WORK INSTRUCTIONS: Print all of the lines exactly. Any picture among them stays out.

TASK DATA:
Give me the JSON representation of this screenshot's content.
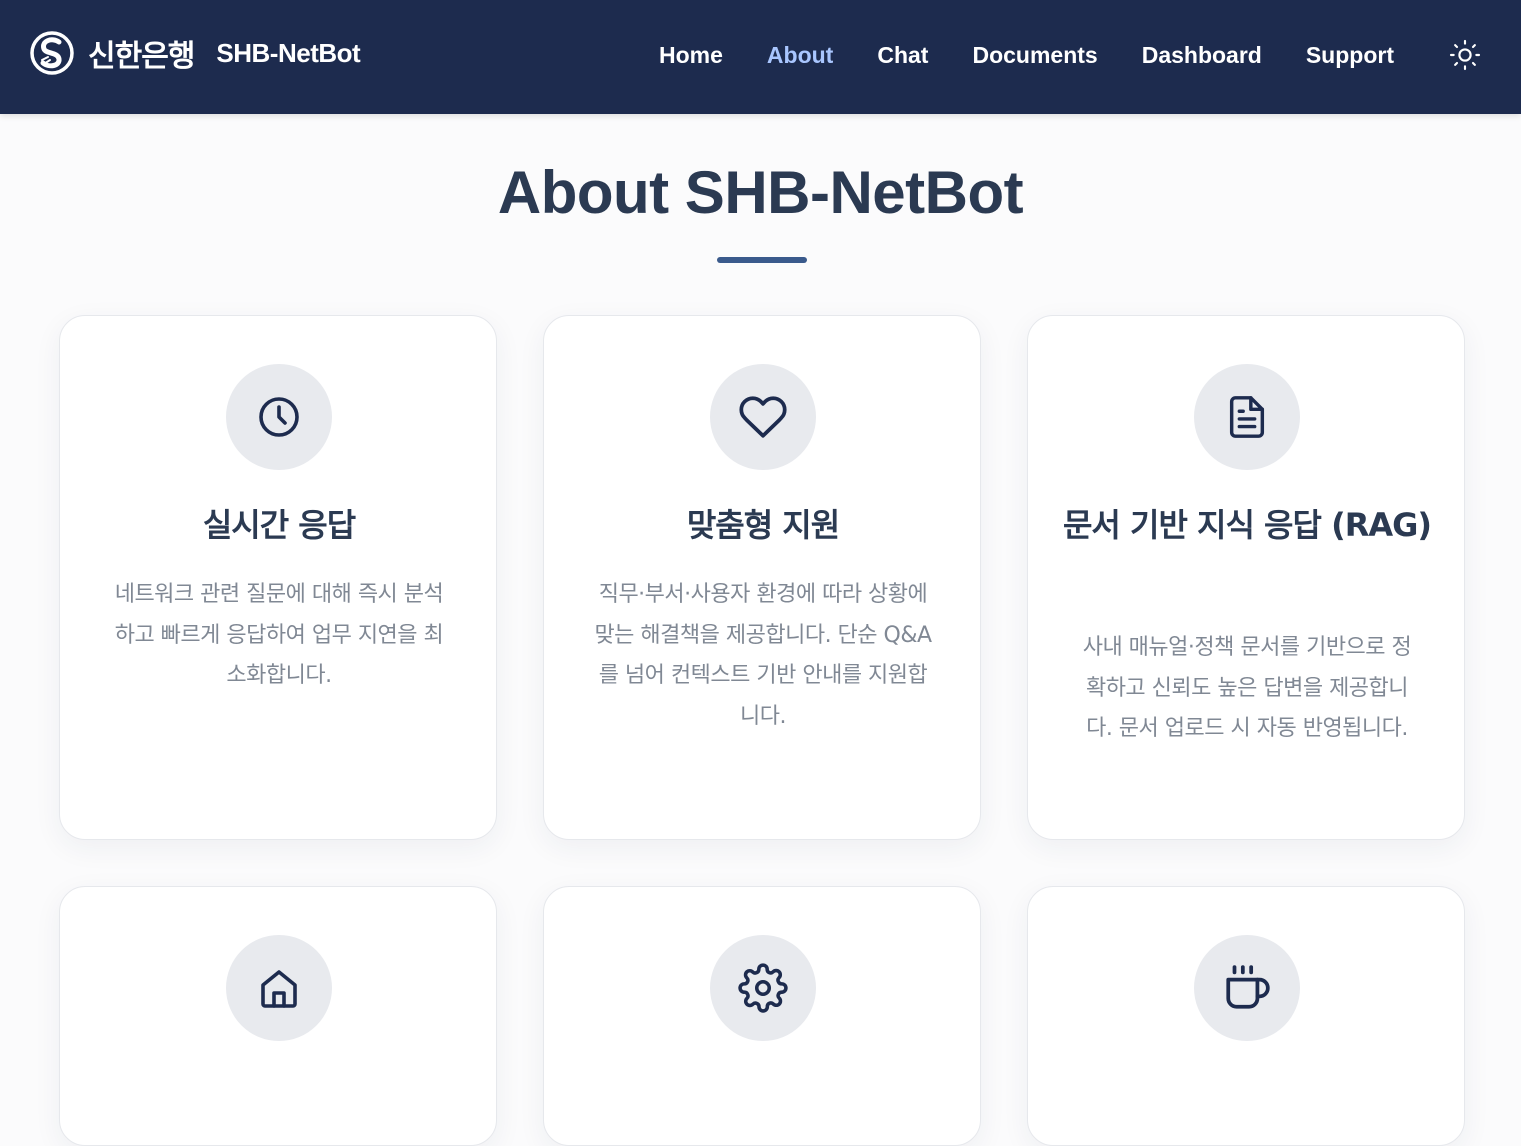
{
  "header": {
    "brand_name": "신한은행",
    "product_name": "SHB-NetBot",
    "nav": [
      {
        "label": "Home",
        "active": false
      },
      {
        "label": "About",
        "active": true
      },
      {
        "label": "Chat",
        "active": false
      },
      {
        "label": "Documents",
        "active": false
      },
      {
        "label": "Dashboard",
        "active": false
      },
      {
        "label": "Support",
        "active": false
      }
    ],
    "theme_icon": "sun-icon"
  },
  "main": {
    "title": "About SHB-NetBot",
    "features": [
      {
        "icon": "clock-icon",
        "title": "실시간 응답",
        "description": "네트워크 관련 질문에 대해 즉시 분석하고 빠르게 응답하여 업무 지연을 최소화합니다."
      },
      {
        "icon": "heart-icon",
        "title": "맞춤형 지원",
        "description": "직무·부서·사용자 환경에 따라 상황에 맞는 해결책을 제공합니다. 단순 Q&A를 넘어 컨텍스트 기반 안내를 지원합니다."
      },
      {
        "icon": "document-icon",
        "title": "문서 기반 지식 응답 (RAG)",
        "description": "사내 매뉴얼·정책 문서를 기반으로 정확하고 신뢰도 높은 답변을 제공합니다. 문서 업로드 시 자동 반영됩니다."
      },
      {
        "icon": "home-icon",
        "title": "",
        "description": ""
      },
      {
        "icon": "gear-icon",
        "title": "",
        "description": ""
      },
      {
        "icon": "coffee-icon",
        "title": "",
        "description": ""
      }
    ]
  },
  "colors": {
    "navbar_bg": "#1d2b4e",
    "nav_active": "#a9c6ff",
    "title_text": "#2b3a52",
    "accent_divider": "#3a5a8c",
    "icon_circle_bg": "#e8eaee",
    "icon_stroke": "#1d2b4e",
    "desc_text": "#808894"
  }
}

SOLUTION:
Give me the JSON representation of this screenshot's content.
{
  "header": {
    "brand_name": "신한은행",
    "product_name": "SHB-NetBot",
    "nav": [
      {
        "label": "Home",
        "active": false
      },
      {
        "label": "About",
        "active": true
      },
      {
        "label": "Chat",
        "active": false
      },
      {
        "label": "Documents",
        "active": false
      },
      {
        "label": "Dashboard",
        "active": false
      },
      {
        "label": "Support",
        "active": false
      }
    ],
    "theme_icon": "sun-icon"
  },
  "main": {
    "title": "About SHB-NetBot",
    "features": [
      {
        "icon": "clock-icon",
        "title": "실시간 응답",
        "description": "네트워크 관련 질문에 대해 즉시 분석하고 빠르게 응답하여 업무 지연을 최소화합니다."
      },
      {
        "icon": "heart-icon",
        "title": "맞춤형 지원",
        "description": "직무·부서·사용자 환경에 따라 상황에 맞는 해결책을 제공합니다. 단순 Q&A를 넘어 컨텍스트 기반 안내를 지원합니다."
      },
      {
        "icon": "document-icon",
        "title": "문서 기반 지식 응답 (RAG)",
        "description": "사내 매뉴얼·정책 문서를 기반으로 정확하고 신뢰도 높은 답변을 제공합니다. 문서 업로드 시 자동 반영됩니다."
      },
      {
        "icon": "home-icon",
        "title": "",
        "description": ""
      },
      {
        "icon": "gear-icon",
        "title": "",
        "description": ""
      },
      {
        "icon": "coffee-icon",
        "title": "",
        "description": ""
      }
    ]
  },
  "colors": {
    "navbar_bg": "#1d2b4e",
    "nav_active": "#a9c6ff",
    "title_text": "#2b3a52",
    "accent_divider": "#3a5a8c",
    "icon_circle_bg": "#e8eaee",
    "icon_stroke": "#1d2b4e",
    "desc_text": "#808894"
  }
}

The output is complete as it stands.